Provided data »

■ ■ ■ ■ ■ ■ ■

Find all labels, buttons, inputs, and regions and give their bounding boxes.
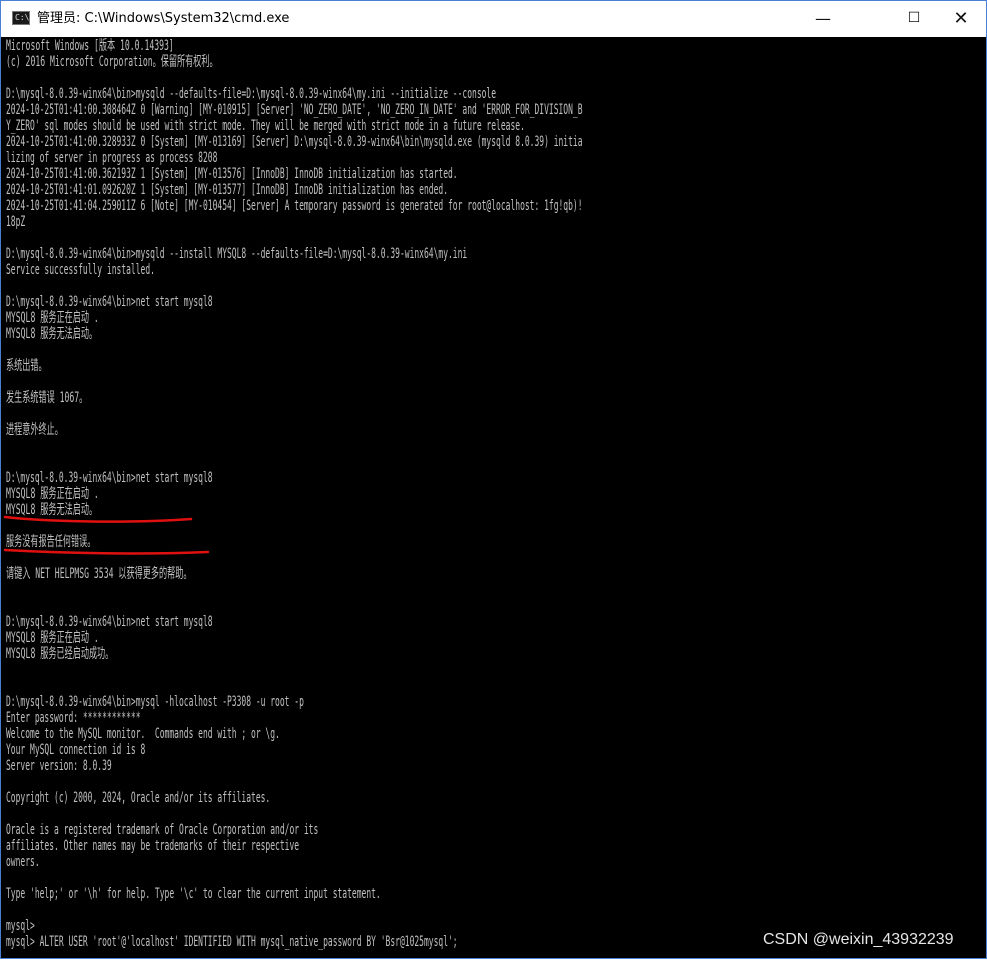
console-line: MYSQL8 服务无法启动。 <box>6 326 98 342</box>
close-button[interactable]: ✕ <box>938 1 984 37</box>
window-title: 管理员: C:\Windows\System32\cmd.exe <box>37 11 290 26</box>
console-line: Enter password: ************ <box>6 710 141 726</box>
cmd-window: C:\ 管理员: C:\Windows\System32\cmd.exe — ☐… <box>0 0 987 959</box>
maximize-button[interactable]: ☐ <box>891 0 937 36</box>
console-line: 2024-10-25T01:41:00.328933Z 0 [System] [… <box>6 134 583 150</box>
minimize-button[interactable]: — <box>800 1 846 37</box>
console-line: owners. <box>6 854 40 870</box>
console-line: 2024-10-25T01:41:01.092620Z 1 [System] [… <box>6 182 449 198</box>
console-line: Service successfully installed. <box>6 262 155 278</box>
console-line: D:\mysql-8.0.39-winx64\bin>net start mys… <box>6 614 213 630</box>
title-bar[interactable]: C:\ 管理员: C:\Windows\System32\cmd.exe — ☐… <box>1 1 986 37</box>
console-line: Server version: 8.0.39 <box>6 758 112 774</box>
console-line: D:\mysql-8.0.39-winx64\bin>net start mys… <box>6 470 213 486</box>
console-line: 18pZ <box>6 214 26 230</box>
console-line: Copyright (c) 2000, 2024, Oracle and/or … <box>6 790 271 806</box>
console-line: D:\mysql-8.0.39-winx64\bin>mysqld --defa… <box>6 86 497 102</box>
console-line: 请键入 NET HELPMSG 3534 以获得更多的帮助。 <box>6 566 192 582</box>
console-line: mysql> ALTER USER 'root'@'localhost' IDE… <box>6 934 458 950</box>
console-line: D:\mysql-8.0.39-winx64\bin>mysql -hlocal… <box>6 694 304 710</box>
console-line: affiliates. Other names may be trademark… <box>6 838 300 854</box>
console-line: Y_ZERO' sql modes should be used with st… <box>6 118 525 134</box>
console-line: 2024-10-25T01:41:04.259011Z 6 [Note] [MY… <box>6 198 583 214</box>
console-line: MYSQL8 服务无法启动。 <box>6 502 98 518</box>
console-line: 系统出错。 <box>6 358 47 374</box>
console-line: D:\mysql-8.0.39-winx64\bin>mysqld --inst… <box>6 246 468 262</box>
console-line: D:\mysql-8.0.39-winx64\bin>net start mys… <box>6 294 213 310</box>
console-line: mysql> <box>6 918 35 934</box>
console-line: Your MySQL connection id is 8 <box>6 742 146 758</box>
console-line: 进程意外终止。 <box>6 422 63 438</box>
console-line: Microsoft Windows [版本 10.0.14393] <box>6 38 174 54</box>
console-line: MYSQL8 服务正在启动 . <box>6 630 99 646</box>
console-line: 服务没有报告任何错误。 <box>6 534 96 550</box>
console-output[interactable]: Microsoft Windows [版本 10.0.14393] (c) 201… <box>1 37 986 958</box>
csdn-watermark: CSDN @weixin_43932239 <box>763 931 954 948</box>
console-line: Oracle is a registered trademark of Orac… <box>6 822 319 838</box>
console-line: MYSQL8 服务已经启动成功。 <box>6 646 114 662</box>
console-line: Type 'help;' or '\h' for help. Type '\c'… <box>6 886 381 902</box>
console-line: 2024-10-25T01:41:00.362193Z 1 [System] [… <box>6 166 458 182</box>
console-line: MYSQL8 服务正在启动 . <box>6 310 99 326</box>
console-line: (c) 2016 Microsoft Corporation。保留所有权利。 <box>6 54 218 70</box>
console-line: MYSQL8 服务正在启动 . <box>6 486 99 502</box>
cmd-icon[interactable]: C:\ <box>12 11 30 25</box>
console-line: 2024-10-25T01:41:00.308464Z 0 [Warning] … <box>6 102 583 118</box>
console-line: Welcome to the MySQL monitor. Commands e… <box>6 726 280 742</box>
console-line: lizing of server in progress as process … <box>6 150 218 166</box>
console-line: 发生系统错误 1067。 <box>6 390 88 406</box>
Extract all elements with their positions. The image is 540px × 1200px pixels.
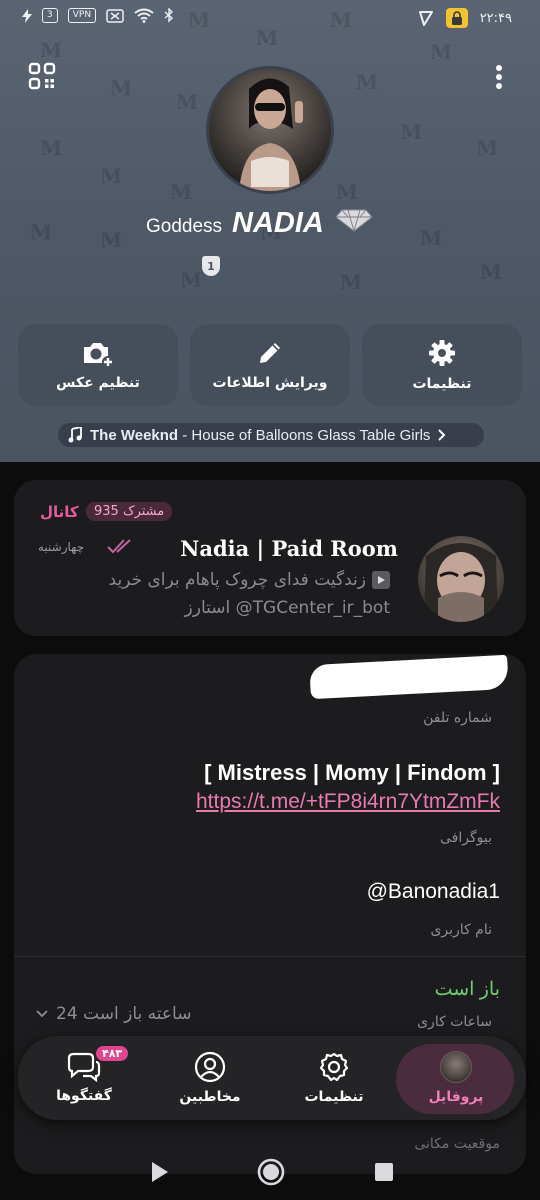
gear-icon bbox=[319, 1052, 349, 1082]
channel-name: Nadia | Paid Room bbox=[180, 536, 398, 561]
clock: ۲۲:۴۹ bbox=[479, 10, 512, 26]
nav-chats-label: گفتگوها bbox=[56, 1088, 112, 1104]
profile-avatar-small bbox=[440, 1051, 472, 1083]
nav-settings[interactable]: تنظیمات bbox=[278, 1036, 390, 1120]
level-badge: 1 bbox=[202, 256, 220, 276]
last-message-day: چهارشنبه bbox=[38, 540, 85, 554]
signal-icon bbox=[418, 11, 433, 26]
last-message-line2: استارز @TGCenter_ir_bot bbox=[185, 598, 390, 618]
diamond-icon bbox=[335, 209, 373, 232]
last-message-text-2: استارز @TGCenter_ir_bot bbox=[184, 598, 390, 618]
lock-icon bbox=[445, 8, 468, 28]
subscriber-count: 935 مشترک bbox=[86, 502, 173, 521]
chevron-right-icon bbox=[438, 429, 446, 441]
music-track: - House of Balloons Glass Table Girls bbox=[178, 426, 431, 444]
bluetooth-icon bbox=[164, 8, 174, 23]
edit-info-button[interactable]: ویرایش اطلاعات bbox=[190, 324, 350, 406]
settings-label: تنظیمات bbox=[412, 376, 472, 392]
home-circle-icon[interactable] bbox=[257, 1158, 285, 1186]
divider bbox=[14, 956, 526, 957]
edit-info-label: ویرایش اطلاعات bbox=[212, 375, 328, 391]
gear-icon bbox=[429, 340, 455, 366]
chevron-down-icon bbox=[36, 1010, 48, 1018]
open-status: باز است bbox=[434, 979, 500, 1000]
music-artist: The Weeknd bbox=[90, 426, 179, 444]
wifi-icon bbox=[134, 8, 154, 23]
vpn-indicator: VPN bbox=[67, 8, 97, 23]
nav-contacts-label: مخاطبین bbox=[179, 1089, 241, 1105]
recents-square-icon[interactable] bbox=[374, 1162, 394, 1182]
nav-profile[interactable]: پروفایل bbox=[400, 1036, 512, 1120]
last-message-line1: زندگیت فدای چروک پاهام برای خرید bbox=[109, 570, 390, 590]
settings-button[interactable]: تنظیمات bbox=[362, 324, 522, 406]
qr-code-icon[interactable] bbox=[28, 62, 56, 90]
last-message-text: زندگیت فدای چروک پاهام برای خرید bbox=[108, 570, 366, 590]
nav-profile-label: پروفایل bbox=[428, 1089, 484, 1105]
profile-header: MM MMM MM MMMM MMM MMMM MMM 3 VPN ۲۲:۴۹ bbox=[0, 0, 540, 462]
nav-contacts[interactable]: مخاطبین bbox=[154, 1036, 266, 1120]
camera-add-icon bbox=[84, 343, 114, 367]
bio-label: بیوگرافی bbox=[440, 830, 492, 846]
channel-photo bbox=[424, 543, 498, 622]
channel-avatar[interactable] bbox=[418, 536, 504, 622]
nav-chats[interactable]: گفتگوها ۴۸۳ bbox=[28, 1036, 140, 1120]
set-photo-label: تنظیم عکس bbox=[56, 375, 140, 391]
avatar-photo bbox=[239, 78, 303, 191]
channel-card[interactable]: 935 مشترک کانال Nadia | Paid Room چهارشن… bbox=[14, 480, 526, 636]
phone-label: شماره تلفن bbox=[423, 710, 492, 726]
no-sim-icon bbox=[106, 8, 124, 23]
music-note-icon bbox=[68, 427, 82, 443]
username-label: نام کاربری bbox=[430, 922, 492, 938]
status-bar: 3 VPN ۲۲:۴۹ bbox=[0, 0, 540, 36]
read-ticks-icon bbox=[107, 539, 131, 554]
nav-settings-label: تنظیمات bbox=[304, 1089, 364, 1105]
unread-badge: ۴۸۳ bbox=[96, 1046, 129, 1061]
contacts-icon bbox=[194, 1051, 226, 1083]
channel-tag: کانال bbox=[40, 503, 79, 521]
name-prefix: Goddess bbox=[146, 216, 223, 237]
bio-link[interactable]: https://t.me/+tFP8i4rn7YtmZmFk bbox=[196, 790, 500, 814]
flash-icon bbox=[22, 8, 32, 23]
video-icon bbox=[372, 571, 390, 589]
display-name: NADIA bbox=[232, 207, 324, 239]
profile-name: Goddess NADIA bbox=[146, 206, 374, 240]
hours-value: 24 ساعته باز است bbox=[56, 1004, 192, 1024]
hours-toggle[interactable]: 24 ساعته باز است bbox=[36, 1004, 191, 1024]
back-triangle-icon[interactable] bbox=[150, 1160, 170, 1184]
battery-indicator: 3 bbox=[42, 8, 58, 23]
hours-label: ساعات کاری bbox=[417, 1014, 492, 1030]
bio-title: [ Mistress | Momy | Findom ] bbox=[204, 760, 500, 785]
set-photo-button[interactable]: تنظیم عکس bbox=[18, 324, 178, 406]
bottom-nav: گفتگوها ۴۸۳ مخاطبین تنظیمات پروفایل bbox=[18, 1036, 526, 1120]
pencil-icon bbox=[260, 343, 280, 363]
phone-redaction bbox=[309, 654, 509, 700]
system-navigation bbox=[0, 1150, 540, 1200]
music-bar[interactable]: The Weeknd - House of Balloons Glass Tab… bbox=[58, 423, 484, 447]
username[interactable]: @Banonadia1 bbox=[367, 880, 500, 904]
more-menu-icon[interactable] bbox=[490, 62, 508, 92]
profile-avatar[interactable] bbox=[206, 66, 334, 194]
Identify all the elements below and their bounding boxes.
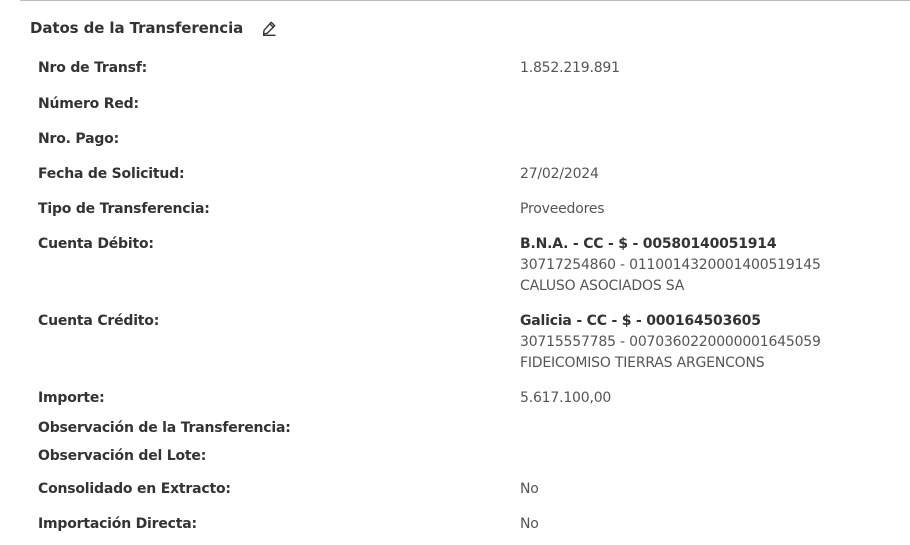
- field-label: Consolidado en Extracto:: [38, 481, 231, 497]
- field-value: No: [520, 514, 539, 535]
- field-label: Fecha de Solicitud:: [38, 166, 185, 182]
- account-title: Galicia - CC - $ - 000164503605: [520, 313, 761, 329]
- field-label: Número Red:: [38, 96, 139, 112]
- field-value-text: Proveedores: [520, 201, 605, 217]
- account-cuit-cbu: 30715557785 - 0070360220000001645059: [520, 334, 821, 350]
- account-holder: CALUSO ASOCIADOS SA: [520, 278, 685, 294]
- field-label: Tipo de Transferencia:: [38, 201, 210, 217]
- account-holder: FIDEICOMISO TIERRAS ARGENCONS: [520, 355, 765, 371]
- field-value: 1.852.219.891: [520, 58, 620, 79]
- field-value-text: 27/02/2024: [520, 166, 599, 182]
- field-value-text: No: [520, 481, 539, 497]
- field-value: B.N.A. - CC - $ - 00580140051914 3071725…: [520, 234, 821, 297]
- field-value-text: No: [520, 516, 539, 532]
- field-label: Observación de la Transferencia:: [38, 420, 291, 436]
- field-label: Observación del Lote:: [38, 448, 207, 464]
- field-value: 5.617.100,00: [520, 388, 611, 409]
- field-value-text: 1.852.219.891: [520, 60, 620, 76]
- field-label: Nro de Transf:: [38, 60, 148, 76]
- account-cuit-cbu: 30717254860 - 0110014320001400519145: [520, 257, 821, 273]
- field-label: Cuenta Débito:: [38, 236, 154, 252]
- field-value: Galicia - CC - $ - 000164503605 30715557…: [520, 311, 821, 374]
- pencil-edit-icon[interactable]: [261, 20, 277, 36]
- field-label: Importe:: [38, 390, 105, 406]
- section-title: Datos de la Transferencia: [30, 19, 244, 37]
- field-value-text: 5.617.100,00: [520, 390, 612, 406]
- account-title: B.N.A. - CC - $ - 00580140051914: [520, 236, 777, 252]
- field-label: Nro. Pago:: [38, 131, 120, 147]
- field-value: 27/02/2024: [520, 164, 599, 185]
- field-label: Importación Directa:: [38, 516, 197, 532]
- field-label: Cuenta Crédito:: [38, 313, 160, 329]
- field-value: Proveedores: [520, 199, 605, 220]
- top-divider: [20, 0, 910, 1]
- section-header: Datos de la Transferencia: [30, 16, 277, 40]
- field-value: No: [520, 479, 539, 500]
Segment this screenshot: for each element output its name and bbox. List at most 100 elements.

■ ■ ■ ■ ■ ■ ■

What is being asked » Reproduce the lines of the listing verbatim, beginning at the line that contains "console-line: MYSQL8 服务无法启动。 <box>6 326" and stopping after the line that contains "console-line: owners. <box>6 854 40 870</box>".

Full answer »
console-line: MYSQL8 服务无法启动。 <box>6 326 98 342</box>
close-button[interactable]: ✕ <box>938 1 984 37</box>
window-title: 管理员: C:\Windows\System32\cmd.exe <box>37 11 290 26</box>
console-line: Enter password: ************ <box>6 710 141 726</box>
cmd-window: C:\ 管理员: C:\Windows\System32\cmd.exe — ☐… <box>0 0 987 959</box>
maximize-button[interactable]: ☐ <box>891 0 937 36</box>
console-line: 2024-10-25T01:41:00.328933Z 0 [System] [… <box>6 134 583 150</box>
minimize-button[interactable]: — <box>800 1 846 37</box>
console-line: owners. <box>6 854 40 870</box>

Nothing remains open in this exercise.